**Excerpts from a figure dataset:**
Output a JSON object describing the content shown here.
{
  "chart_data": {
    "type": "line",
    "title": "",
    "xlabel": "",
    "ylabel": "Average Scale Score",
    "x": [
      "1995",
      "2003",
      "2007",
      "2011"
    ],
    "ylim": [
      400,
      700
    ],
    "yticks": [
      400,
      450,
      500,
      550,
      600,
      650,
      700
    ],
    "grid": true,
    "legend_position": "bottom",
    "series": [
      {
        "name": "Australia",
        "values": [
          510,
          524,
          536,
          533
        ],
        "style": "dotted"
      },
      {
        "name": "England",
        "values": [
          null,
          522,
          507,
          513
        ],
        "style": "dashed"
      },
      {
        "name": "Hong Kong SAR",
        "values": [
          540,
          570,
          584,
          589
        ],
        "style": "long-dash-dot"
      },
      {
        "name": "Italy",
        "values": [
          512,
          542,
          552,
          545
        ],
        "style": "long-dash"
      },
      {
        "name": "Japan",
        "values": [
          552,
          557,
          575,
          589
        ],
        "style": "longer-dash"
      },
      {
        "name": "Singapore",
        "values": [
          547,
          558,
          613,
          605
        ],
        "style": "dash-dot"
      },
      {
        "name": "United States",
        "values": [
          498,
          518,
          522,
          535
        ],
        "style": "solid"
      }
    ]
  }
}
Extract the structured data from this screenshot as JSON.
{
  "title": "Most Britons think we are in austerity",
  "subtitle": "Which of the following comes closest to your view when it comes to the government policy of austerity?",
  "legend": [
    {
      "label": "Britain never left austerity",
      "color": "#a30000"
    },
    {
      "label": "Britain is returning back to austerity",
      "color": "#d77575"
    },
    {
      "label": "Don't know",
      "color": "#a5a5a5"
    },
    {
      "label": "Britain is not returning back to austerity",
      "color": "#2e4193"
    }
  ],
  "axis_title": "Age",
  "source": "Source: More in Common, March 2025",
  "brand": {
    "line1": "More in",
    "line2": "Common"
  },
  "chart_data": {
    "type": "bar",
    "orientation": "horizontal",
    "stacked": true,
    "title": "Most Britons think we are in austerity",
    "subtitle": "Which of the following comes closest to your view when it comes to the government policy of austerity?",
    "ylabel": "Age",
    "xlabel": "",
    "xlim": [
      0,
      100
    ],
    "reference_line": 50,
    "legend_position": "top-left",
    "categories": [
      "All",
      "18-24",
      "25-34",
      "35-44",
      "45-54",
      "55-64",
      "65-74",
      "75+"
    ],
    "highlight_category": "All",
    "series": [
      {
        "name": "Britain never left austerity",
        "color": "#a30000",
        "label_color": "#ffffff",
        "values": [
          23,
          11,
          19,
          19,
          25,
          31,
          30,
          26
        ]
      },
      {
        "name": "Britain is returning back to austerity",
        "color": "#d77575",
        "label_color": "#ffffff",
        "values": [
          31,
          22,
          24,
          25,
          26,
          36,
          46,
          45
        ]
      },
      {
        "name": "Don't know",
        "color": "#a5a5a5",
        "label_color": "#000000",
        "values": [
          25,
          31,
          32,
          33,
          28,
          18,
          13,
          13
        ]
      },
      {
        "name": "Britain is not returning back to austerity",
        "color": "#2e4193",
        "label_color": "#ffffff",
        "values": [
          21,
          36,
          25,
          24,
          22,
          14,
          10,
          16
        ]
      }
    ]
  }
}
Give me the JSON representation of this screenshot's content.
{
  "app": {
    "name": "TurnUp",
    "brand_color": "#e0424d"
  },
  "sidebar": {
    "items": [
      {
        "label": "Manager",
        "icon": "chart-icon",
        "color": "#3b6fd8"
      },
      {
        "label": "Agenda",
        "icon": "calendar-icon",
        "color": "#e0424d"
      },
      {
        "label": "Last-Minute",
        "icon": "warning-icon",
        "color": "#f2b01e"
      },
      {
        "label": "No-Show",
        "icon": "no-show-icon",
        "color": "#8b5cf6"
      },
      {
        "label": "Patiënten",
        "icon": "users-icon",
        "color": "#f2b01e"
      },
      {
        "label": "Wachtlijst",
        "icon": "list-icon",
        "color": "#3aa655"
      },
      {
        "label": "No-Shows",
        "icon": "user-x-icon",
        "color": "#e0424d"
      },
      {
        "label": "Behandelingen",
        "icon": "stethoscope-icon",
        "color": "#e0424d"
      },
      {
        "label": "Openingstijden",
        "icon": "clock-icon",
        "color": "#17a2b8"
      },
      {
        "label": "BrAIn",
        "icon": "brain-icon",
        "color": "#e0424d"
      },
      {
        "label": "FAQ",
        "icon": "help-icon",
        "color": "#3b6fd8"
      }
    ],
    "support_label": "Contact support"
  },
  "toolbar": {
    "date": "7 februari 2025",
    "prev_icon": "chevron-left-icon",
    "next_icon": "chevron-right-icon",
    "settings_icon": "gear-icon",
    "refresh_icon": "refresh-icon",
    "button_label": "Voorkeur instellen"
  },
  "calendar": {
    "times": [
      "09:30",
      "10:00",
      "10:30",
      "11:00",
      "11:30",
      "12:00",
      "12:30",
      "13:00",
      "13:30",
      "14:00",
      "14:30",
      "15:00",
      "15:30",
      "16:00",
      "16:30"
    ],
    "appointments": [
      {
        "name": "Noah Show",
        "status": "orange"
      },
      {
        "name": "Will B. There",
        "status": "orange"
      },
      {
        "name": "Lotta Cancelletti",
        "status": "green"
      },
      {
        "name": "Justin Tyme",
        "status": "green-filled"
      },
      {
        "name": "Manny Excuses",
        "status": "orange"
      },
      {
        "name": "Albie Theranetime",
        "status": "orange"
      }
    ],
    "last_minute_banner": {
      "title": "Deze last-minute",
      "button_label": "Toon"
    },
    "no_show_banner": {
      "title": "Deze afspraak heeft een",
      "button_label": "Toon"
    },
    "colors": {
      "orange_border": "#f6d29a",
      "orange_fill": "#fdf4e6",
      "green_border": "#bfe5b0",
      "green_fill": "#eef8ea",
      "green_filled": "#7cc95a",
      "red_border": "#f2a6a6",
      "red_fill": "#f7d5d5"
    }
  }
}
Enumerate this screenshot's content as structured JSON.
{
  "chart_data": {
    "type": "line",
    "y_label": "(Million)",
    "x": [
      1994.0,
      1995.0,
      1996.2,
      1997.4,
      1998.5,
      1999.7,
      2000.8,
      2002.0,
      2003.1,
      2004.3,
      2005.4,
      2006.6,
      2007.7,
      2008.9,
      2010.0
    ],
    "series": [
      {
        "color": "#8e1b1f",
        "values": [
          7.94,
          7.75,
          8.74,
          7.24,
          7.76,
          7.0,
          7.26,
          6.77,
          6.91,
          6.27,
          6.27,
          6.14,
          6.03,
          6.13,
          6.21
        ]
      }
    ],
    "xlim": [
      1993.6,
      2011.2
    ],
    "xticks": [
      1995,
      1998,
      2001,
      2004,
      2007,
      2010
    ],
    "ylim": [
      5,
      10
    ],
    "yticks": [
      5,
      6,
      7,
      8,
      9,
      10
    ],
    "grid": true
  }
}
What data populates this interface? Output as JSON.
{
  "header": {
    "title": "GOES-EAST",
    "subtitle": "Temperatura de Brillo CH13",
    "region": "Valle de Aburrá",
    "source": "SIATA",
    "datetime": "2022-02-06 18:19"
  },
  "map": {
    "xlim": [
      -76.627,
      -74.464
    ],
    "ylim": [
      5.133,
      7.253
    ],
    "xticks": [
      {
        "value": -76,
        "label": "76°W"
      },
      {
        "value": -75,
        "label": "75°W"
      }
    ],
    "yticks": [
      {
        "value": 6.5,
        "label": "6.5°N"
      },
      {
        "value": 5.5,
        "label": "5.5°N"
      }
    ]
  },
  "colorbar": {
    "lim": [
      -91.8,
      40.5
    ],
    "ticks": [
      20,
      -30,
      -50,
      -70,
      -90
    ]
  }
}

**TASK STATEMENT:** Which lines include the word "never"? List them all.

**PROBLEM SOLUTION:**
      "label": "Britain never left austerity",
        "name": "Britain never left austerity",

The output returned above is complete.